begin Dataset rows
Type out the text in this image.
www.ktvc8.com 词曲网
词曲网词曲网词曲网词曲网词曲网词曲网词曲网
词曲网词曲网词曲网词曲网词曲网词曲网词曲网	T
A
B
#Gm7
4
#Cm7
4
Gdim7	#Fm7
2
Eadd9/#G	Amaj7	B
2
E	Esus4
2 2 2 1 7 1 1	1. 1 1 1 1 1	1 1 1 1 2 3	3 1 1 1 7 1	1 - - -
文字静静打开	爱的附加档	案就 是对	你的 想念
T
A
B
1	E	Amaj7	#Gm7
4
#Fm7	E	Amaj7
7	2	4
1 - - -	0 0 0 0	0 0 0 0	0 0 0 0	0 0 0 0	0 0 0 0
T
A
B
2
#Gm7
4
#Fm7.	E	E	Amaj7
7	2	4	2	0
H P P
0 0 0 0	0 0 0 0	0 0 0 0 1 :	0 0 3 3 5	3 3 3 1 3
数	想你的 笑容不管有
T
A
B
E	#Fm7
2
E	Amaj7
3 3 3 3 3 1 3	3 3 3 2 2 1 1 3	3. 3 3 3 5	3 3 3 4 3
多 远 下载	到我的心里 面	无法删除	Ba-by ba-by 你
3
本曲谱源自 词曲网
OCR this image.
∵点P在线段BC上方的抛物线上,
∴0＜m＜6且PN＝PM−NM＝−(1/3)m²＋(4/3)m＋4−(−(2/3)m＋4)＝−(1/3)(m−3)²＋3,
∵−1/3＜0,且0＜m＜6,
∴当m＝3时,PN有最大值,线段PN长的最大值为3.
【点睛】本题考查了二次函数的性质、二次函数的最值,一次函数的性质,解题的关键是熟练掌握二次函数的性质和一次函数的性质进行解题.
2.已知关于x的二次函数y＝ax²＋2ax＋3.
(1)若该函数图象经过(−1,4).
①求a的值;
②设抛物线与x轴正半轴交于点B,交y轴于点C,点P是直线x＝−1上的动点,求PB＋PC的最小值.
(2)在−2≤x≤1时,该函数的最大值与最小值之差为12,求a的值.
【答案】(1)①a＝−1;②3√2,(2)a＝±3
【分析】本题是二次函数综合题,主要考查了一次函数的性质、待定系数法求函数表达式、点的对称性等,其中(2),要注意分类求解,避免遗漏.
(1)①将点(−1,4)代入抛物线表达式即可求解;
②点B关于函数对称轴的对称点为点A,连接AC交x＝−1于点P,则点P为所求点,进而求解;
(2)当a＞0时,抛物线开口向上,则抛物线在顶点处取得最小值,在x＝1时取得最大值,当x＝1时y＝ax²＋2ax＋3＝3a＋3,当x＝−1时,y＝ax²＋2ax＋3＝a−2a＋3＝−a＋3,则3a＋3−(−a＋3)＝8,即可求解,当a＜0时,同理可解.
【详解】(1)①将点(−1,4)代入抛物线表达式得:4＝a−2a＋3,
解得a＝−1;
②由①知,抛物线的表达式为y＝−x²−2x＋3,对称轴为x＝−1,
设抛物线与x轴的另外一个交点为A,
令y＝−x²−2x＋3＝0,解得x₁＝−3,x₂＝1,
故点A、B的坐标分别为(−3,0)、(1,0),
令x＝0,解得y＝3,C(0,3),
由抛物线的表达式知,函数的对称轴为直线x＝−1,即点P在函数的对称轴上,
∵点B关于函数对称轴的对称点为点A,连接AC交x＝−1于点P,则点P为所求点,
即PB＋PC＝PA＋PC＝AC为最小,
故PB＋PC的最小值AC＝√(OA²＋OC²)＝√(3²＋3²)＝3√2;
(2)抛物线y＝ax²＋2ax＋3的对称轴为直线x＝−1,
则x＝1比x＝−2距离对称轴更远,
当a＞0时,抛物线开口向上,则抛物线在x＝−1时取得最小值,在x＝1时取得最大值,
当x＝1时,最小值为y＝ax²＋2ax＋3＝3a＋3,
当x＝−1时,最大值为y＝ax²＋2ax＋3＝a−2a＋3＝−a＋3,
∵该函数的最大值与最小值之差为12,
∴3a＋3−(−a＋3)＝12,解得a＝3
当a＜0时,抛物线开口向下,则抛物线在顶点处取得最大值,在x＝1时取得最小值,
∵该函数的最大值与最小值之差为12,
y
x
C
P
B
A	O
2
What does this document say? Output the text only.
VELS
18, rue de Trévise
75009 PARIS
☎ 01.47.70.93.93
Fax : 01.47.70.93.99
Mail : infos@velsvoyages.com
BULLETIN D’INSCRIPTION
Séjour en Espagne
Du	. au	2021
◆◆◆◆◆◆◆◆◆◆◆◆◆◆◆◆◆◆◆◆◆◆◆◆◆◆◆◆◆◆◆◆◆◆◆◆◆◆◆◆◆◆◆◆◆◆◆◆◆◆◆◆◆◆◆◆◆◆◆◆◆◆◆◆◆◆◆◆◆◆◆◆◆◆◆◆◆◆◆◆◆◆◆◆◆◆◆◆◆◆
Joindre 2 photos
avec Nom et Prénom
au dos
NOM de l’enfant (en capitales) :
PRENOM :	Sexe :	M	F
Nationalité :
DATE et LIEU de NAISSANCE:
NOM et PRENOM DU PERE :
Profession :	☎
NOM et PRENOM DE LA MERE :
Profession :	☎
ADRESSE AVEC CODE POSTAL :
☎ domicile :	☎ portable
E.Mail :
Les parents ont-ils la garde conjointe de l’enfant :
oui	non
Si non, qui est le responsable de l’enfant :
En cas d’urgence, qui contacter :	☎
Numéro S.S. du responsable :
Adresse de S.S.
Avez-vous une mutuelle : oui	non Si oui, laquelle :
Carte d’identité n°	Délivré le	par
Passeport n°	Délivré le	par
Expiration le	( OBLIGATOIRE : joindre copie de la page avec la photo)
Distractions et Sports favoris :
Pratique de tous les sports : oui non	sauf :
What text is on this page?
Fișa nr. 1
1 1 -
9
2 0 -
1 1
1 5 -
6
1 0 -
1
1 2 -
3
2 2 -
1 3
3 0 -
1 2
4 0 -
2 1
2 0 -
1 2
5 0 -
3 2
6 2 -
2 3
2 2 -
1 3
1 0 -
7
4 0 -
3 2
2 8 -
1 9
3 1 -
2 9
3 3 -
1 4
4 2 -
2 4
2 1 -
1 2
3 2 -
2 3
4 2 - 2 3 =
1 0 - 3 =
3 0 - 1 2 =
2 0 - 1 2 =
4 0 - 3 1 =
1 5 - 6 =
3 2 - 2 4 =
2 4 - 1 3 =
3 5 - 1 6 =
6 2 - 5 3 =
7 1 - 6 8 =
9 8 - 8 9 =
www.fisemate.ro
end Dataset rows
Count how many lines hold the string "image" and give that number alone.

Response: 2